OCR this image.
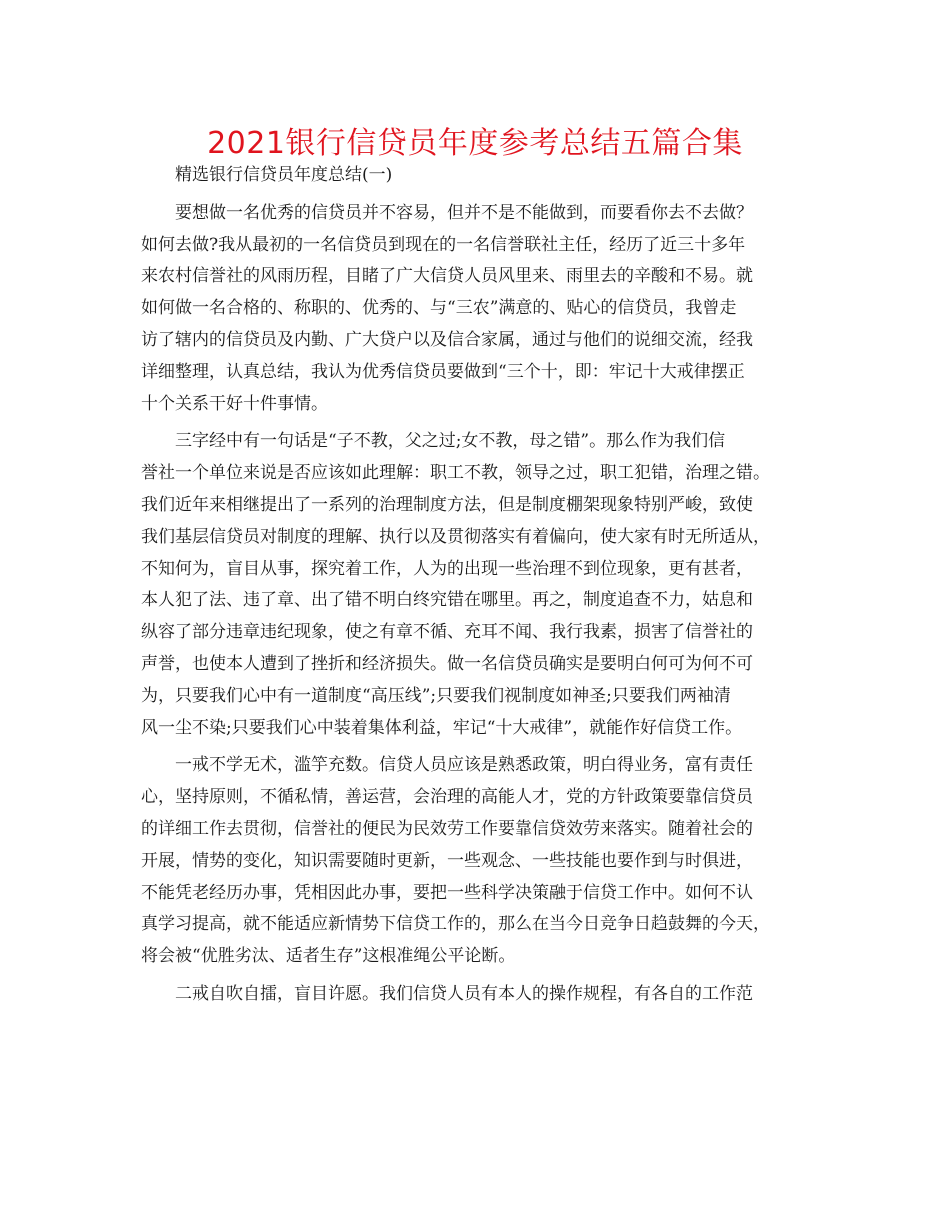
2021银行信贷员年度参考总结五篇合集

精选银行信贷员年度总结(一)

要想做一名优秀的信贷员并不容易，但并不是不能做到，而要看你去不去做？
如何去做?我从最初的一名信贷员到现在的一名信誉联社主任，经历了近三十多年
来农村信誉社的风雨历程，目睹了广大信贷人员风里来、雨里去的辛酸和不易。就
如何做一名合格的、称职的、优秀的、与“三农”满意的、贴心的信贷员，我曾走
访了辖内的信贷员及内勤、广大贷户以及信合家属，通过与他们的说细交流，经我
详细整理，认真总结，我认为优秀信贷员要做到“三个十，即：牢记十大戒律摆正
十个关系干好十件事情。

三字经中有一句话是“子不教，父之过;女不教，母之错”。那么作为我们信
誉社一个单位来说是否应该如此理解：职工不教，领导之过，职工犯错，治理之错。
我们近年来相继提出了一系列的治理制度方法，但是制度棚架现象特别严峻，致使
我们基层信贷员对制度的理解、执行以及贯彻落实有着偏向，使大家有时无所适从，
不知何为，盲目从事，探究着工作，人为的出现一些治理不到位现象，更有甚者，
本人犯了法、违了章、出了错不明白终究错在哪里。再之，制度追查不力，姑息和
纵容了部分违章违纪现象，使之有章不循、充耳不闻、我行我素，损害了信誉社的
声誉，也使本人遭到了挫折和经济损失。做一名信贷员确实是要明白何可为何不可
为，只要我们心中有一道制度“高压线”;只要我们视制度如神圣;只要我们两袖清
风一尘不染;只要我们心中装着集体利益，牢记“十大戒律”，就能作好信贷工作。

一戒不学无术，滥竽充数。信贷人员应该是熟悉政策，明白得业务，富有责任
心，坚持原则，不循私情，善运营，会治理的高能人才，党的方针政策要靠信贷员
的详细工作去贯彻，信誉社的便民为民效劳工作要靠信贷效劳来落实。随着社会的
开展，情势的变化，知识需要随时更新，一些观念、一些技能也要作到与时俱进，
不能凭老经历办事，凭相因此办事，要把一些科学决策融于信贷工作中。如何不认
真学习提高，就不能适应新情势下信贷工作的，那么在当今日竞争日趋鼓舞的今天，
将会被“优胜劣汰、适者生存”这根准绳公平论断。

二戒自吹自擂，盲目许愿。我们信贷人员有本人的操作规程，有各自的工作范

════════════════════

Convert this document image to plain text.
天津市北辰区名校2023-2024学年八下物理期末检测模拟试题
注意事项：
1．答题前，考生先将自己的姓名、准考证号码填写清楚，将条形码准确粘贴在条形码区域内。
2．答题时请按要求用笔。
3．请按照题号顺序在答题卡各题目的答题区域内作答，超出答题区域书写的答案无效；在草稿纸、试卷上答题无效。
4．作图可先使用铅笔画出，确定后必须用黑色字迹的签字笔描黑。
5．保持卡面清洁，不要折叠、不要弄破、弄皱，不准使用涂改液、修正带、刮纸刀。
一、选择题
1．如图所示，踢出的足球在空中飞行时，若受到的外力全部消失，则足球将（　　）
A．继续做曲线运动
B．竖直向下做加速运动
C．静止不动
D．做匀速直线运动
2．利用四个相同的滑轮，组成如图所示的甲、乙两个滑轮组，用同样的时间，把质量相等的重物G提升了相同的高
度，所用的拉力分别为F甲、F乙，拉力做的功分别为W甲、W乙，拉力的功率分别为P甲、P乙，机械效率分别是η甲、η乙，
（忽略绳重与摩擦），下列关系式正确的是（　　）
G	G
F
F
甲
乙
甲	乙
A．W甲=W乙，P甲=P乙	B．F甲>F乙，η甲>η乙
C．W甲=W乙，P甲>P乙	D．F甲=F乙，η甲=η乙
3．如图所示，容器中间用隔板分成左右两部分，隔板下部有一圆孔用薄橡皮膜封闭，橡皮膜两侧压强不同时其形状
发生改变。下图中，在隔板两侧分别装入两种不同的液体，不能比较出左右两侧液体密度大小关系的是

════════════════════

Aim: Among the entries above, how many lines hold the string "this"? Respond with nothing but the number.

Answer: 2